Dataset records
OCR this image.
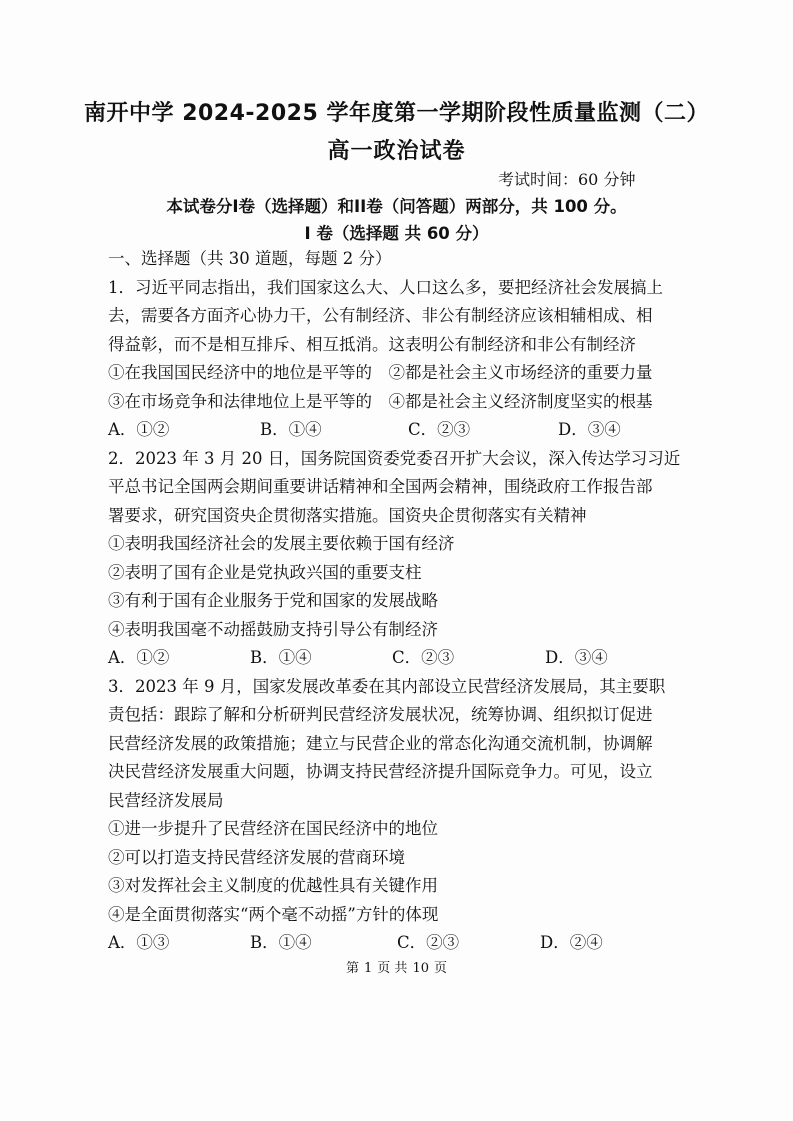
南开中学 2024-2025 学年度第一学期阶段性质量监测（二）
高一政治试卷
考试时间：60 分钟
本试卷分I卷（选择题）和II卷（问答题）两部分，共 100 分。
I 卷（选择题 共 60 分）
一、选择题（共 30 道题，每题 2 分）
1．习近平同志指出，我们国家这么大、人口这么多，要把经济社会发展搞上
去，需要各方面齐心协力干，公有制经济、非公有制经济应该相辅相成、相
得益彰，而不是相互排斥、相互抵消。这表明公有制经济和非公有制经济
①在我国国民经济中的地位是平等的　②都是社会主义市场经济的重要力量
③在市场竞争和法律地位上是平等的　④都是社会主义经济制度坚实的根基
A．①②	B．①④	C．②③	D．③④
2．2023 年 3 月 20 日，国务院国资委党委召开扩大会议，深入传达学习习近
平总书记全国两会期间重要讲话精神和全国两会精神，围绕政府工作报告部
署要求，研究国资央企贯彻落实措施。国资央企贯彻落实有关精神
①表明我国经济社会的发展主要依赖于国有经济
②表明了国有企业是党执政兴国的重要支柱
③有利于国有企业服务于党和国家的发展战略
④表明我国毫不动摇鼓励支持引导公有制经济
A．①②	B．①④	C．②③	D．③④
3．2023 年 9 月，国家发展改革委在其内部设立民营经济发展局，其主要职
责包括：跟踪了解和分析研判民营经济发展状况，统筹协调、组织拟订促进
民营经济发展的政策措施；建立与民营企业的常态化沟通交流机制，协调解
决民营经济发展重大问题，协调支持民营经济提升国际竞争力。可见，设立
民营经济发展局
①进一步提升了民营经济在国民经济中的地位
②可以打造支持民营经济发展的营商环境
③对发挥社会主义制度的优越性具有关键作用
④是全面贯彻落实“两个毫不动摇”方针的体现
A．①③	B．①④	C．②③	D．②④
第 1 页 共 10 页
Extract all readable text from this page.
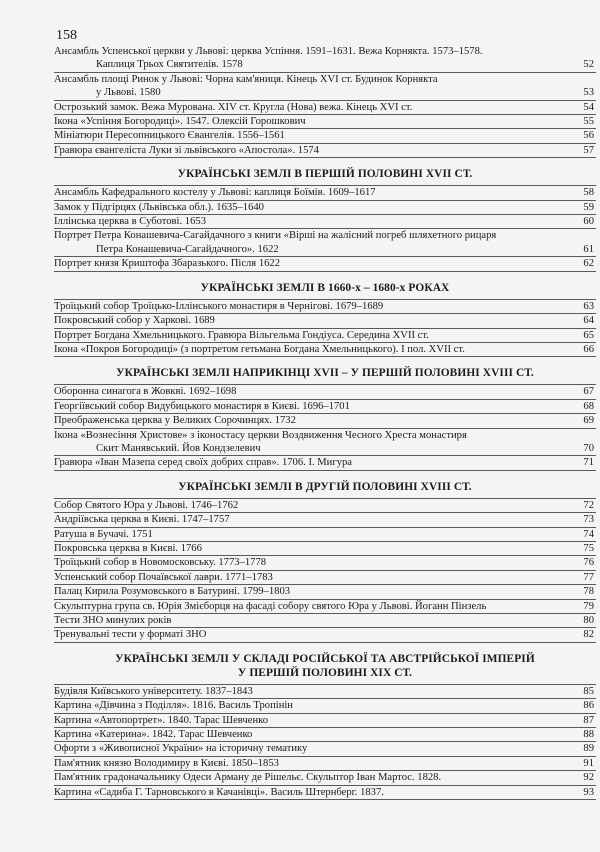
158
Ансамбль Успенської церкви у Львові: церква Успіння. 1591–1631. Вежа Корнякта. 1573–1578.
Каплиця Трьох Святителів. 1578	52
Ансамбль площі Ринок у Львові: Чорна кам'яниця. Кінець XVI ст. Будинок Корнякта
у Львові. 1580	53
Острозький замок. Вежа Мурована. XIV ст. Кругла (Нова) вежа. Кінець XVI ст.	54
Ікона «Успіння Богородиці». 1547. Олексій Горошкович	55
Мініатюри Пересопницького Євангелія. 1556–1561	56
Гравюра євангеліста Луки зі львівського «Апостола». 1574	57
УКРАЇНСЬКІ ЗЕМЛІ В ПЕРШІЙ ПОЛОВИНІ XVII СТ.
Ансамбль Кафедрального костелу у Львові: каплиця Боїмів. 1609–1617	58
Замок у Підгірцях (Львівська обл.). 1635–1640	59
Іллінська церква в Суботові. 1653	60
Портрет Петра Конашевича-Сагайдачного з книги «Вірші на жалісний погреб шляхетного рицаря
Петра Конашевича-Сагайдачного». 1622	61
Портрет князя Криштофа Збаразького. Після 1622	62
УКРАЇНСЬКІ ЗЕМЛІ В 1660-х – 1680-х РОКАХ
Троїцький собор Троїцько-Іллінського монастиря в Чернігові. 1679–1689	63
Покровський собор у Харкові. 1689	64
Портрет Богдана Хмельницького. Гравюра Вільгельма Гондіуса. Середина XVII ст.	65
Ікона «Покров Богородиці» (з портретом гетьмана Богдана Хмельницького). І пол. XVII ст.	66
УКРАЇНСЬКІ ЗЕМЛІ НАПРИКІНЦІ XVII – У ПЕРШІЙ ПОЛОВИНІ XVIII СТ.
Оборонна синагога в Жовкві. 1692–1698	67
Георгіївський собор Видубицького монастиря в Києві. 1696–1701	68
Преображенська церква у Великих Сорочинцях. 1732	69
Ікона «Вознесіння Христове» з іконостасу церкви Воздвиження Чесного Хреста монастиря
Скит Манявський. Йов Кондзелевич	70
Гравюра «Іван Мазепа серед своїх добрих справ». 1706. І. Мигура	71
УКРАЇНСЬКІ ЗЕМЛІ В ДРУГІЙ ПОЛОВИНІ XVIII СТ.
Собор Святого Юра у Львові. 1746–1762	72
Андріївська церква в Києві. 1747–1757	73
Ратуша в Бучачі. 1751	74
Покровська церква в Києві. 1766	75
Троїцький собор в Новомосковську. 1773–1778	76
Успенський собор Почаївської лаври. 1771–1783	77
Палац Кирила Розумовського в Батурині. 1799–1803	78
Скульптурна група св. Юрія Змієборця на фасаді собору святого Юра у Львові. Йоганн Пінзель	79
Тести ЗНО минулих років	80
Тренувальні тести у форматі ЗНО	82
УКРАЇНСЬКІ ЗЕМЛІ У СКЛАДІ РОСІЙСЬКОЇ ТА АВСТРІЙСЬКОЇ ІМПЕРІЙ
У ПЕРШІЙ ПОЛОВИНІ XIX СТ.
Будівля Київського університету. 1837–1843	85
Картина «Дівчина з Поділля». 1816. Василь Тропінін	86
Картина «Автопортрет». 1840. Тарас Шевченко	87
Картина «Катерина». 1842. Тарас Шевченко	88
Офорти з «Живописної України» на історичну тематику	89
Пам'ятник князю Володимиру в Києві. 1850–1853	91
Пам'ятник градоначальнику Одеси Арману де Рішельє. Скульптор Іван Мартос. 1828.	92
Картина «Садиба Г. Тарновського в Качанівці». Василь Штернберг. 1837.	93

--- The problem ---
From the material above, copy everything exactly but the pictures.

--- Problem solution ---
OCR this image.
南开中学 2024-2025 学年度第一学期阶段性质量监测（二）
高一政治试卷
考试时间：60 分钟
本试卷分I卷（选择题）和II卷（问答题）两部分，共 100 分。
I 卷（选择题 共 60 分）
一、选择题（共 30 道题，每题 2 分）
1．习近平同志指出，我们国家这么大、人口这么多，要把经济社会发展搞上
去，需要各方面齐心协力干，公有制经济、非公有制经济应该相辅相成、相
得益彰，而不是相互排斥、相互抵消。这表明公有制经济和非公有制经济
①在我国国民经济中的地位是平等的　②都是社会主义市场经济的重要力量
③在市场竞争和法律地位上是平等的　④都是社会主义经济制度坚实的根基
A．①②	B．①④	C．②③	D．③④
2．2023 年 3 月 20 日，国务院国资委党委召开扩大会议，深入传达学习习近
平总书记全国两会期间重要讲话精神和全国两会精神，围绕政府工作报告部
署要求，研究国资央企贯彻落实措施。国资央企贯彻落实有关精神
①表明我国经济社会的发展主要依赖于国有经济
②表明了国有企业是党执政兴国的重要支柱
③有利于国有企业服务于党和国家的发展战略
④表明我国毫不动摇鼓励支持引导公有制经济
A．①②	B．①④	C．②③	D．③④
3．2023 年 9 月，国家发展改革委在其内部设立民营经济发展局，其主要职
责包括：跟踪了解和分析研判民营经济发展状况，统筹协调、组织拟订促进
民营经济发展的政策措施；建立与民营企业的常态化沟通交流机制，协调解
决民营经济发展重大问题，协调支持民营经济提升国际竞争力。可见，设立
民营经济发展局
①进一步提升了民营经济在国民经济中的地位
②可以打造支持民营经济发展的营商环境
③对发挥社会主义制度的优越性具有关键作用
④是全面贯彻落实“两个毫不动摇”方针的体现
A．①③	B．①④	C．②③	D．②④
第 1 页 共 10 页
Extract all readable text from this page.
158
Ансамбль Успенської церкви у Львові: церква Успіння. 1591–1631. Вежа Корнякта. 1573–1578.
Каплиця Трьох Святителів. 1578	52
Ансамбль площі Ринок у Львові: Чорна кам'яниця. Кінець XVI ст. Будинок Корнякта
у Львові. 1580	53
Острозький замок. Вежа Мурована. XIV ст. Кругла (Нова) вежа. Кінець XVI ст.	54
Ікона «Успіння Богородиці». 1547. Олексій Горошкович	55
Мініатюри Пересопницького Євангелія. 1556–1561	56
Гравюра євангеліста Луки зі львівського «Апостола». 1574	57
УКРАЇНСЬКІ ЗЕМЛІ В ПЕРШІЙ ПОЛОВИНІ XVII СТ.
Ансамбль Кафедрального костелу у Львові: каплиця Боїмів. 1609–1617	58
Замок у Підгірцях (Львівська обл.). 1635–1640	59
Іллінська церква в Суботові. 1653	60
Портрет Петра Конашевича-Сагайдачного з книги «Вірші на жалісний погреб шляхетного рицаря
Петра Конашевича-Сагайдачного». 1622	61
Портрет князя Криштофа Збаразького. Після 1622	62
УКРАЇНСЬКІ ЗЕМЛІ В 1660-х – 1680-х РОКАХ
Троїцький собор Троїцько-Іллінського монастиря в Чернігові. 1679–1689	63
Покровський собор у Харкові. 1689	64
Портрет Богдана Хмельницького. Гравюра Вільгельма Гондіуса. Середина XVII ст.	65
Ікона «Покров Богородиці» (з портретом гетьмана Богдана Хмельницького). І пол. XVII ст.	66
УКРАЇНСЬКІ ЗЕМЛІ НАПРИКІНЦІ XVII – У ПЕРШІЙ ПОЛОВИНІ XVIII СТ.
Оборонна синагога в Жовкві. 1692–1698	67
Георгіївський собор Видубицького монастиря в Києві. 1696–1701	68
Преображенська церква у Великих Сорочинцях. 1732	69
Ікона «Вознесіння Христове» з іконостасу церкви Воздвиження Чесного Хреста монастиря
Скит Манявський. Йов Кондзелевич	70
Гравюра «Іван Мазепа серед своїх добрих справ». 1706. І. Мигура	71
УКРАЇНСЬКІ ЗЕМЛІ В ДРУГІЙ ПОЛОВИНІ XVIII СТ.
Собор Святого Юра у Львові. 1746–1762	72
Андріївська церква в Києві. 1747–1757	73
Ратуша в Бучачі. 1751	74
Покровська церква в Києві. 1766	75
Троїцький собор в Новомосковську. 1773–1778	76
Успенський собор Почаївської лаври. 1771–1783	77
Палац Кирила Розумовського в Батурині. 1799–1803	78
Скульптурна група св. Юрія Змієборця на фасаді собору святого Юра у Львові. Йоганн Пінзель	79
Тести ЗНО минулих років	80
Тренувальні тести у форматі ЗНО	82
УКРАЇНСЬКІ ЗЕМЛІ У СКЛАДІ РОСІЙСЬКОЇ ТА АВСТРІЙСЬКОЇ ІМПЕРІЙ
У ПЕРШІЙ ПОЛОВИНІ XIX СТ.
Будівля Київського університету. 1837–1843	85
Картина «Дівчина з Поділля». 1816. Василь Тропінін	86
Картина «Автопортрет». 1840. Тарас Шевченко	87
Картина «Катерина». 1842. Тарас Шевченко	88
Офорти з «Живописної України» на історичну тематику	89
Пам'ятник князю Володимиру в Києві. 1850–1853	91
Пам'ятник градоначальнику Одеси Арману де Рішельє. Скульптор Іван Мартос. 1828.	92
Картина «Садиба Г. Тарновського в Качанівці». Василь Штернберг. 1837.	93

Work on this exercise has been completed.